TASK PROMPT ▸
Your task is to copy every line of the entries that contains "Output".

Begin

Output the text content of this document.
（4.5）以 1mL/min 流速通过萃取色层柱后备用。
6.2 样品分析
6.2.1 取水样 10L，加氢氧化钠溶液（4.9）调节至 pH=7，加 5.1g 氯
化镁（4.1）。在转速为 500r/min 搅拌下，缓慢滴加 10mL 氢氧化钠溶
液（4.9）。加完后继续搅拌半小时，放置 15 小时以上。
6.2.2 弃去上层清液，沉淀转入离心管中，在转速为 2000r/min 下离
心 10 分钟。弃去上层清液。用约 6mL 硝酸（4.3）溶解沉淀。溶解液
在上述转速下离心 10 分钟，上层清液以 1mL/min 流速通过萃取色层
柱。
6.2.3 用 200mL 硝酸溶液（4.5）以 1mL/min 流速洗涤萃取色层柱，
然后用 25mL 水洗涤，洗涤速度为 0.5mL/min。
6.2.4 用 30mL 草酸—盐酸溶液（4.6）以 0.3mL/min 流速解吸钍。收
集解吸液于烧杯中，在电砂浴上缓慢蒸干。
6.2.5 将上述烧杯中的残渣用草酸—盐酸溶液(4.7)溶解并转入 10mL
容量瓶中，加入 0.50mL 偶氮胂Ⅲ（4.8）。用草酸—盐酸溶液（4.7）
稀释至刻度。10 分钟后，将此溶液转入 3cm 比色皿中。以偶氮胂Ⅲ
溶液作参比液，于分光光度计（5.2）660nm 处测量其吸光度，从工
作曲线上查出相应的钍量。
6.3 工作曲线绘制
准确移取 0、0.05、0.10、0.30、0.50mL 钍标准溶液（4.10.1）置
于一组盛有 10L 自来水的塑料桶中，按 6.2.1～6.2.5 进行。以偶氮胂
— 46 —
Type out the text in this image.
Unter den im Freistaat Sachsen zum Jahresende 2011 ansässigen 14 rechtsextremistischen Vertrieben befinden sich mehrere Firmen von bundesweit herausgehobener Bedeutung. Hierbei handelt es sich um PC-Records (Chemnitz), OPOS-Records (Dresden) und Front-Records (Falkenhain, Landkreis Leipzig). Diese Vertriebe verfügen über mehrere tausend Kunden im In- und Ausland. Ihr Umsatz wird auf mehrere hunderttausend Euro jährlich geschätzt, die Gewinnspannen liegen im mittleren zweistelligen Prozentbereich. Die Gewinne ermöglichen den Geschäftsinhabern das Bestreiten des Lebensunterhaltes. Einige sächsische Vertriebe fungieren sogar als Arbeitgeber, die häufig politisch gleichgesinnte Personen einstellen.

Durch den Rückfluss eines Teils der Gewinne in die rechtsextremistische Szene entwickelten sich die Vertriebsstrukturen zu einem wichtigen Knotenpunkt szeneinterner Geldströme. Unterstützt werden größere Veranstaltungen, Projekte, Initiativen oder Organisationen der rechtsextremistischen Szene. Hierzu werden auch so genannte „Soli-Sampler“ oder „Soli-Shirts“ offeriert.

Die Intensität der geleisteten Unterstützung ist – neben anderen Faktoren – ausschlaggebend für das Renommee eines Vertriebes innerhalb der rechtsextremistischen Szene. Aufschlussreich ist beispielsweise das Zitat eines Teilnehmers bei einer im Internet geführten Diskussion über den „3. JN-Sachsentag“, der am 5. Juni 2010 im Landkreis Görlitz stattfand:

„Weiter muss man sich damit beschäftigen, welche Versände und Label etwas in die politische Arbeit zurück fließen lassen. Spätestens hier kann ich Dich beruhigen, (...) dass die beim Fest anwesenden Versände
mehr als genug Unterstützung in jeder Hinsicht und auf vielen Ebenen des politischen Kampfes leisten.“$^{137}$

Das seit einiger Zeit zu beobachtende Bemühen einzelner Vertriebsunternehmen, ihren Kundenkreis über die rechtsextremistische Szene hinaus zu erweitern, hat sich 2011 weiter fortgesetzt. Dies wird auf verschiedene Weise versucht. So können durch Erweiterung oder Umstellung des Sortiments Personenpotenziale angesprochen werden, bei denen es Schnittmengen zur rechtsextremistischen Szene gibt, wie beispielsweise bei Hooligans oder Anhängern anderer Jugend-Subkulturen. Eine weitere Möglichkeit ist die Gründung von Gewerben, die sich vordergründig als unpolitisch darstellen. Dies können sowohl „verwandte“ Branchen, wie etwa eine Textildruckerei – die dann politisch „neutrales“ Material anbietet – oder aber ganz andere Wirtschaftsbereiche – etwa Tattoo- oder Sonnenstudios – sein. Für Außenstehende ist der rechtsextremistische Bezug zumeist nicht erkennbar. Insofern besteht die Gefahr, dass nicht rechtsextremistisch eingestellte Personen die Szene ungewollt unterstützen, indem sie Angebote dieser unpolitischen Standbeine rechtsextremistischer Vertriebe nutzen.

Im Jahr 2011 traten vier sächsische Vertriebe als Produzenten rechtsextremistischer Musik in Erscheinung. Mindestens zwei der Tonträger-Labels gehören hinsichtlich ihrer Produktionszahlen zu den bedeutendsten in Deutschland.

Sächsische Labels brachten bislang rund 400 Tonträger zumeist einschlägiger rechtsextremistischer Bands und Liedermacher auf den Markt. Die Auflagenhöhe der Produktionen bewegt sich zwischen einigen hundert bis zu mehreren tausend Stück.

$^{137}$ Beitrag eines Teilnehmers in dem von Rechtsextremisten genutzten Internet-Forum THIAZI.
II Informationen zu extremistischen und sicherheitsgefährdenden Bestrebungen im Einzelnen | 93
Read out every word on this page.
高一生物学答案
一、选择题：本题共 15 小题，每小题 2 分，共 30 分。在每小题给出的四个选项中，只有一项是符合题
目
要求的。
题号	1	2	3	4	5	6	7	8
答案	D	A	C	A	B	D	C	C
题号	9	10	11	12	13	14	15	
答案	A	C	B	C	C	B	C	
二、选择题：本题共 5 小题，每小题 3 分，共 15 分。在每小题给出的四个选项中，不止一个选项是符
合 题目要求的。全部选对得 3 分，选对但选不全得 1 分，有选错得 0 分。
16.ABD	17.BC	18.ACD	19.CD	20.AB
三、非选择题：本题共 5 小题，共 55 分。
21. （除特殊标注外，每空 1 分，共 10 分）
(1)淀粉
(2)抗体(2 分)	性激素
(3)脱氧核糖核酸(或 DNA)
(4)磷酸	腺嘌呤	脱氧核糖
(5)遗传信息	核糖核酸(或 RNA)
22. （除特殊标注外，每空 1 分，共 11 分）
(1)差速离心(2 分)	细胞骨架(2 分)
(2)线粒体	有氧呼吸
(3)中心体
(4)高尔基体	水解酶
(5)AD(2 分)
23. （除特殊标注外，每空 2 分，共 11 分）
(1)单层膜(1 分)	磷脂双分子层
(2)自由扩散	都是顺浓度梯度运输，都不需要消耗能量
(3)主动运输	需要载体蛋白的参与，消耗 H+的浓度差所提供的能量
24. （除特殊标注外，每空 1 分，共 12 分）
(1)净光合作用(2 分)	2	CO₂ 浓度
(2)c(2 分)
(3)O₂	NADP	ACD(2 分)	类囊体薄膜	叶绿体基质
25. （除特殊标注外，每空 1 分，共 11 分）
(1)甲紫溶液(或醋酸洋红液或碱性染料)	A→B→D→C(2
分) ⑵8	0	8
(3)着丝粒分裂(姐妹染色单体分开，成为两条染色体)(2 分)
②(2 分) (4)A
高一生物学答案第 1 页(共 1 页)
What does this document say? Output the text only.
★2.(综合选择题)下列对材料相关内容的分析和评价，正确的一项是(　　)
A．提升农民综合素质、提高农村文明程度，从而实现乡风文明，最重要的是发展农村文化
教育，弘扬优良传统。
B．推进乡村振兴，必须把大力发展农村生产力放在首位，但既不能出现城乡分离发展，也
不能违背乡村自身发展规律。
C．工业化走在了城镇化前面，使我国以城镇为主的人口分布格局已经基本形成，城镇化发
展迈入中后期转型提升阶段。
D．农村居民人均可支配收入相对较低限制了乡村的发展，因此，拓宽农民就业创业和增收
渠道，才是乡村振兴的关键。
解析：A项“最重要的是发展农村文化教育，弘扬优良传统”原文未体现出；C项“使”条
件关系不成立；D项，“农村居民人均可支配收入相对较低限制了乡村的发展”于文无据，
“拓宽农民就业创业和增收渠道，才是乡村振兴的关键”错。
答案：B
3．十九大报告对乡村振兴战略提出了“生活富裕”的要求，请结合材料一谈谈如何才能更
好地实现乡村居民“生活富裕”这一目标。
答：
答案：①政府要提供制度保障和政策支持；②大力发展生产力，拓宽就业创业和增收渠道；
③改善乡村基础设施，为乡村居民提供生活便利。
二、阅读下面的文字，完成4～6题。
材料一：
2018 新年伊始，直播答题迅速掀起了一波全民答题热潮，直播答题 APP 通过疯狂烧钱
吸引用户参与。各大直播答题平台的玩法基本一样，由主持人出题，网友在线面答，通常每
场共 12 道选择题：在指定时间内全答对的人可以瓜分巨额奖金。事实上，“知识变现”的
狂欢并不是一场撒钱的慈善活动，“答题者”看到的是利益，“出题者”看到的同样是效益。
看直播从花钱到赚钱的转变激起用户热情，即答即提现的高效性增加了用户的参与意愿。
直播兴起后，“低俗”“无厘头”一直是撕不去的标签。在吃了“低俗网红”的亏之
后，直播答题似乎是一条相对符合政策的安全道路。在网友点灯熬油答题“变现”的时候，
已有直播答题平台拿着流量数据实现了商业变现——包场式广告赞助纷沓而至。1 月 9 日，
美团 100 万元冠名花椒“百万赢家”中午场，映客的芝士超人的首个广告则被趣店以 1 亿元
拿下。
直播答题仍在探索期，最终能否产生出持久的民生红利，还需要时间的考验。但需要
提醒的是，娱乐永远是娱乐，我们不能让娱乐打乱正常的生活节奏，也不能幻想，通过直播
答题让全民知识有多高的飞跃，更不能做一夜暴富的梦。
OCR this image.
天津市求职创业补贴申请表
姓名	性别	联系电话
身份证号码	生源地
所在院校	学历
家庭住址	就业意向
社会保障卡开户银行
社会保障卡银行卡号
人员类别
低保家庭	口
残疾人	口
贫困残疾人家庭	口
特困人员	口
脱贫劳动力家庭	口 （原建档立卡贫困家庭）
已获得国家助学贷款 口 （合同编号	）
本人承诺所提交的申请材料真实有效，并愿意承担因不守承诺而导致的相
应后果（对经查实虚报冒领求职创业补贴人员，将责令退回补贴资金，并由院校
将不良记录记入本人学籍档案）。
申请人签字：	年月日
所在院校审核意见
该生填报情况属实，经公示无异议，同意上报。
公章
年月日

End

REPLY TO THE EXERCISE ▸
Output the text content of this document.
What does this document say? Output the text only.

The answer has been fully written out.